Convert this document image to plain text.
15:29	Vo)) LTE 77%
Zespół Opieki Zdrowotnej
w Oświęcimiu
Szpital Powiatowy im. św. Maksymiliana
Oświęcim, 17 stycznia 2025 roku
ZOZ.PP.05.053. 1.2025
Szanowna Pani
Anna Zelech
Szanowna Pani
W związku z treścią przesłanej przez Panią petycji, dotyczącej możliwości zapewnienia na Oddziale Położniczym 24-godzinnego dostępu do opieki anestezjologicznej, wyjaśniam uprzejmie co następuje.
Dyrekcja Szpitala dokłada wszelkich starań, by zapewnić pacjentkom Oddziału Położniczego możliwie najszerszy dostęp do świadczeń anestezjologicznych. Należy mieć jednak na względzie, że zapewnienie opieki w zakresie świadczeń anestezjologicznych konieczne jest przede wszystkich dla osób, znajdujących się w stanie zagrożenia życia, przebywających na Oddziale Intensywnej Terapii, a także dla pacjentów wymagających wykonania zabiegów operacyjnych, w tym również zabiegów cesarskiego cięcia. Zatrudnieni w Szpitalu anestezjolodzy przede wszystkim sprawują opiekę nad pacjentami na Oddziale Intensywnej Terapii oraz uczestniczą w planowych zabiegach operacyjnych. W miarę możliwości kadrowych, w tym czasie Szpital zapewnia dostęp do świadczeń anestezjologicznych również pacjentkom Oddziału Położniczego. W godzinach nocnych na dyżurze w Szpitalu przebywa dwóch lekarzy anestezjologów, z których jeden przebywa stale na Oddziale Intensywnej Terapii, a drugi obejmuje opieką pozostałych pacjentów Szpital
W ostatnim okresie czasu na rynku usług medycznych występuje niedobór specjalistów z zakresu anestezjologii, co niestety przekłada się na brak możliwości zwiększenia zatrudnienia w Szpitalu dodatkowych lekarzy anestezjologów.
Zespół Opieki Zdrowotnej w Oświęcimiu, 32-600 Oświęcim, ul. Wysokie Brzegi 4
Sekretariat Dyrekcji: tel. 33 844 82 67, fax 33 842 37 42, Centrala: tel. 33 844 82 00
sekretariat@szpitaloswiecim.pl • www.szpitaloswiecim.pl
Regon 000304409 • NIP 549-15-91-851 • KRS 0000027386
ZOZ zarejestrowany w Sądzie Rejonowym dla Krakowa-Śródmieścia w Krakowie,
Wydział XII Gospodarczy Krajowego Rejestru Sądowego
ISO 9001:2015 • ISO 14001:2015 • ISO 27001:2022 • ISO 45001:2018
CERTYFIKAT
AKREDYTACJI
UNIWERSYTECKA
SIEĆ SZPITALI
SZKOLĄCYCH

# EXERCISE DIRECTIONS
Your task is to repeat the data exactly, with nothing left out.

# IN RESPONSE
Convert this document image to plain text.
15:29	Vo)) LTE 77%
Zespół Opieki Zdrowotnej
w Oświęcimiu
Szpital Powiatowy im. św. Maksymiliana
Oświęcim, 17 stycznia 2025 roku
ZOZ.PP.05.053. 1.2025
Szanowna Pani
Anna Zelech
Szanowna Pani
W związku z treścią przesłanej przez Panią petycji, dotyczącej możliwości zapewnienia na Oddziale Położniczym 24-godzinnego dostępu do opieki anestezjologicznej, wyjaśniam uprzejmie co następuje.
Dyrekcja Szpitala dokłada wszelkich starań, by zapewnić pacjentkom Oddziału Położniczego możliwie najszerszy dostęp do świadczeń anestezjologicznych. Należy mieć jednak na względzie, że zapewnienie opieki w zakresie świadczeń anestezjologicznych konieczne jest przede wszystkich dla osób, znajdujących się w stanie zagrożenia życia, przebywających na Oddziale Intensywnej Terapii, a także dla pacjentów wymagających wykonania zabiegów operacyjnych, w tym również zabiegów cesarskiego cięcia. Zatrudnieni w Szpitalu anestezjolodzy przede wszystkim sprawują opiekę nad pacjentami na Oddziale Intensywnej Terapii oraz uczestniczą w planowych zabiegach operacyjnych. W miarę możliwości kadrowych, w tym czasie Szpital zapewnia dostęp do świadczeń anestezjologicznych również pacjentkom Oddziału Położniczego. W godzinach nocnych na dyżurze w Szpitalu przebywa dwóch lekarzy anestezjologów, z których jeden przebywa stale na Oddziale Intensywnej Terapii, a drugi obejmuje opieką pozostałych pacjentów Szpital
W ostatnim okresie czasu na rynku usług medycznych występuje niedobór specjalistów z zakresu anestezjologii, co niestety przekłada się na brak możliwości zwiększenia zatrudnienia w Szpitalu dodatkowych lekarzy anestezjologów.
Zespół Opieki Zdrowotnej w Oświęcimiu, 32-600 Oświęcim, ul. Wysokie Brzegi 4
Sekretariat Dyrekcji: tel. 33 844 82 67, fax 33 842 37 42, Centrala: tel. 33 844 82 00
sekretariat@szpitaloswiecim.pl • www.szpitaloswiecim.pl
Regon 000304409 • NIP 549-15-91-851 • KRS 0000027386
ZOZ zarejestrowany w Sądzie Rejonowym dla Krakowa-Śródmieścia w Krakowie,
Wydział XII Gospodarczy Krajowego Rejestru Sądowego
ISO 9001:2015 • ISO 14001:2015 • ISO 27001:2022 • ISO 45001:2018
CERTYFIKAT
AKREDYTACJI
UNIWERSYTECKA
SIEĆ SZPITALI
SZKOLĄCYCH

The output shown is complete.